Tasks to carry out —
a – Answer these questions from the cap-and-trade text, one line each, marked (i), (ii), (iii):
(i) For the annual obligation, allowances must equal what share of the prior year's reported GHG emissions?
(ii) A covered entity that misses the annual or triennial deadline must submit allowances equal to how many times its excess emissions?
(iii) What fine may CARB apply per missing allowance, and over what period?
b – For each statement, say whether the cap-and-trade text agrees. Answer yes or no, and quote the words that decide it.
(i) Generating offsets through projects may cost less than buying emission reduction technology.
(ii) The triennial obligation counts the allowances already submitted under the annual obligation.
(iii) Offsets lighten a company's administrative burden.
c – Continue the text on California's cap-and-trade regulations, starting after its last sentence.

Excerpted text —

For general counsel dealing with cap-and-trade, an awareness of offsets can be a cost-effective method of compliance. In many instances, generating offsets through projects may be cheaper than buying emission reduction technology or trading on the secondary market. General counsel should also be aware of the limits on offset use and the increased administrative burden offsets place on a company in the form of verification and monitoring costs.
California’s cap-and-trade regulations place strict compliance obligations on covered entities. To ensure that the obligations are respected, CARB retains powerful enforcement measures.
The cap-and-trade regulations create annual and triennial compliance obligations for each covered entity. For the annual obligation, an entity must submit allowances equal to 30% of the prior year’s reported GHG emissions. The triennial obligation requires each entity to submit allowances equal to total compliance obligation for the entire three-year compliance period, excluding the emission allowances already submitted under the annual obligation. The annual obligations are designed to ease the burden of the triennial obligation by forcing entities to meet some of the obligation during the compliance period instead of having to meet the entire three-year obligation in one year at the end of the compliance period.
CARB retains strong enforcement authority to ensure that the carbon market operates effectively. CARB may enjoin covered entities and set penalties for violations. Under the cap-and-trade regulations, a covered entity that misses the annual or triennial obligation deadline must submit emission allowances equal to four times the entity’s excess emissions. If the covered entity fails to submit the allowances for excess emission after 30 days, CARB may apply a $25,000 fine per missing allowance per 45 days. CARB may also suspend revoke, or restrict holding accounts for covered entities.

Entries provided —
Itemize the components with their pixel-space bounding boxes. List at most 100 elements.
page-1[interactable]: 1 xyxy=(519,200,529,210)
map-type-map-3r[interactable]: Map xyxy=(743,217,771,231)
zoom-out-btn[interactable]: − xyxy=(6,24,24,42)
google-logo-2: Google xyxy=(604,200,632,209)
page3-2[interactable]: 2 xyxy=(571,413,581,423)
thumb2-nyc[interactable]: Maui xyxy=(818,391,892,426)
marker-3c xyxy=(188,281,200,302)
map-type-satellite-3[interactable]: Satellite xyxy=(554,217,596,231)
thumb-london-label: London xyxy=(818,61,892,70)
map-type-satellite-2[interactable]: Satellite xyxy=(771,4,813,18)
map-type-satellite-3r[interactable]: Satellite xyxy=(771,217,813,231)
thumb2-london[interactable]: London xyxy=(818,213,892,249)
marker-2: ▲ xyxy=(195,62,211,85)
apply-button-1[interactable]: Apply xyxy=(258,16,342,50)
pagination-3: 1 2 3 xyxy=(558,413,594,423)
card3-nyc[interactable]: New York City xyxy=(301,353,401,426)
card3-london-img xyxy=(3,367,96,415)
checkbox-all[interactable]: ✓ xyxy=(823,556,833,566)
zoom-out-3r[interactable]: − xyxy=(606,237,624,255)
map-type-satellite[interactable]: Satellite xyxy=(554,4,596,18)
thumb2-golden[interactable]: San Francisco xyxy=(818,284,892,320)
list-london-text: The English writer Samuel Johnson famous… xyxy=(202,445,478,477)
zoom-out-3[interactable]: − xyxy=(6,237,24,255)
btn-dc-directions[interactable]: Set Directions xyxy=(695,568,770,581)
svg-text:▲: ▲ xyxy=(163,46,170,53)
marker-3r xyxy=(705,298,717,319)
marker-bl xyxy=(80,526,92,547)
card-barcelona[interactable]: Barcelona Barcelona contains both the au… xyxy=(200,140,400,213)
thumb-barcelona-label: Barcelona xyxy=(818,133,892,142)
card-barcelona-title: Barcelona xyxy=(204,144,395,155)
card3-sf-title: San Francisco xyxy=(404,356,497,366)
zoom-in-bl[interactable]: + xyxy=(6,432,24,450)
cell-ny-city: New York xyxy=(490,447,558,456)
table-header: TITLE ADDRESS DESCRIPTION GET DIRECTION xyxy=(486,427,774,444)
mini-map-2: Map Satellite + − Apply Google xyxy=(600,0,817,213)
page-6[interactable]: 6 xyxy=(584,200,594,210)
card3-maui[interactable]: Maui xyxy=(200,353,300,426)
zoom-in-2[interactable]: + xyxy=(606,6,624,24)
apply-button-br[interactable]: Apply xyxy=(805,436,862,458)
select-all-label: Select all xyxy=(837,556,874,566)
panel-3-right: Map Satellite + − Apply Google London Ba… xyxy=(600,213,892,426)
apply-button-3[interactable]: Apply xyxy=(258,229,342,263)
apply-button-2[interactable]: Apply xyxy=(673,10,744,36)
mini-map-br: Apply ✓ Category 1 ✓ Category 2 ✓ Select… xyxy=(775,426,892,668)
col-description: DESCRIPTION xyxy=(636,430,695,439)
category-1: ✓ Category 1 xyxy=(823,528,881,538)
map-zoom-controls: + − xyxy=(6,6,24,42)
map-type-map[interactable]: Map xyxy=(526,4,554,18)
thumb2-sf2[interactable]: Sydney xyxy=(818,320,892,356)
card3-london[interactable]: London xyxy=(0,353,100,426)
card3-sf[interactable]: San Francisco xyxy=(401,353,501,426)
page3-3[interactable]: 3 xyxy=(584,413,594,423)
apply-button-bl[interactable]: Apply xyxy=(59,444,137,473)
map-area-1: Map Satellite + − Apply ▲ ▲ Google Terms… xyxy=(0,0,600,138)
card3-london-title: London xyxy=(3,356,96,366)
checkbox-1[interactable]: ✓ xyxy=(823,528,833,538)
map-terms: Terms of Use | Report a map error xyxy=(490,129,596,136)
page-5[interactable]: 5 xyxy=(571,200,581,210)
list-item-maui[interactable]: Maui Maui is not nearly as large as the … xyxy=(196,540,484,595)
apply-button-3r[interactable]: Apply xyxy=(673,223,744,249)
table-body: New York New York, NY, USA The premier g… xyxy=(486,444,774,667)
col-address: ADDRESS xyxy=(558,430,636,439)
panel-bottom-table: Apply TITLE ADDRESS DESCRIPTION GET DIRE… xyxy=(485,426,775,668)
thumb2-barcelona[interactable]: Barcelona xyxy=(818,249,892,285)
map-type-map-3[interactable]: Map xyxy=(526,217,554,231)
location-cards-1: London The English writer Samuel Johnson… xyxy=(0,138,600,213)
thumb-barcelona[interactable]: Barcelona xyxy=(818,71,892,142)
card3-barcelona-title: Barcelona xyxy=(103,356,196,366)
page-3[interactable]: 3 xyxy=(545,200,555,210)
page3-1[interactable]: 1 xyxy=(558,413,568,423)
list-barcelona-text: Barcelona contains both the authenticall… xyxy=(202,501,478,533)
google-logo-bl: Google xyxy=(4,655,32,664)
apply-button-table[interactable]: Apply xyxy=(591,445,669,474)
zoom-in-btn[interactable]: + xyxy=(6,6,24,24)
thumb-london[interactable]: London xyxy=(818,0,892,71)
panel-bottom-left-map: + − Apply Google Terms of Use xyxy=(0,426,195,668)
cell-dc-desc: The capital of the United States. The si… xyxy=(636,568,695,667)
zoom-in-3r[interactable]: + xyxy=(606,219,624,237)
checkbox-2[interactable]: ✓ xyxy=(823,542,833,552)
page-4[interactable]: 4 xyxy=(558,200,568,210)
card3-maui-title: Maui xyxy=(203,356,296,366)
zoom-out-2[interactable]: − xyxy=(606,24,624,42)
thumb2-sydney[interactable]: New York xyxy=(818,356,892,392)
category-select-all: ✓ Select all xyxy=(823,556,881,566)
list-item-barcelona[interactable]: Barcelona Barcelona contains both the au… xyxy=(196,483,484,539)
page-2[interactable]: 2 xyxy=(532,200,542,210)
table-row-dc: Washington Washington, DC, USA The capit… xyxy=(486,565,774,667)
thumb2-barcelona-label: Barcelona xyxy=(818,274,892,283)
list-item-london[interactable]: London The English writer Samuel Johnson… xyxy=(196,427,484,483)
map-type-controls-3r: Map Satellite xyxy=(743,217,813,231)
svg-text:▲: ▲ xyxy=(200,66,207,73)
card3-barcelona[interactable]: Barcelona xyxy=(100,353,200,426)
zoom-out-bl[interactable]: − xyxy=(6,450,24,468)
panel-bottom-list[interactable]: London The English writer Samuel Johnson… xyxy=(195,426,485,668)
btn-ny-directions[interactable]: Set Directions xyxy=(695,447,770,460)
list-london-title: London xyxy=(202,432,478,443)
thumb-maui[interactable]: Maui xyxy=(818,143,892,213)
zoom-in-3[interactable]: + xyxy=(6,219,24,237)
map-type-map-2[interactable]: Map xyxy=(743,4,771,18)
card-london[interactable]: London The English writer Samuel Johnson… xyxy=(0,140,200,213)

Answers to each task —
a –
(i) 30%
(ii) Four times
(iii) $25,000 per missing allowance per 45 days

b –
(i) Yes: "In many instances, generating offsets through projects may be cheaper than buying emission reduction technology or trading on the secondary market."
(ii) No: "excluding the emission allowances already submitted under the annual obligation"
(iii) No: "the increased administrative burden offsets place on a company in the form of verification and monitoring costs"

c –
Given the stringent penalties for failed compliance, an awareness of the compliance obligations will be necessary for general counsel working with the cap-and-trade regulations. Avoiding the strict penalties will require a working knowledge of the various mechanisms that allow covered entities to bank and trade allowances and generate offset credits. Using those mechanisms and being aware of the annual and triennial obligations will allow general counsel to keep their company out of trouble.
California envisions its cap-and-trade program to be part of a larger domestic and international carbon market. The regulations provide for the future linkage of California’s cap-and-trade program with similar existing or proposed programs like the Western Climate Initiative and the EU Emissions Trading System. Linking programs would make allowances or offset credits in other jurisdictions valid under California’s program. As of now, California has not established any links with other programs, but the cap-and-trade regulations do contain provisions establishing the procedures for linkage and the treatment of those allowances.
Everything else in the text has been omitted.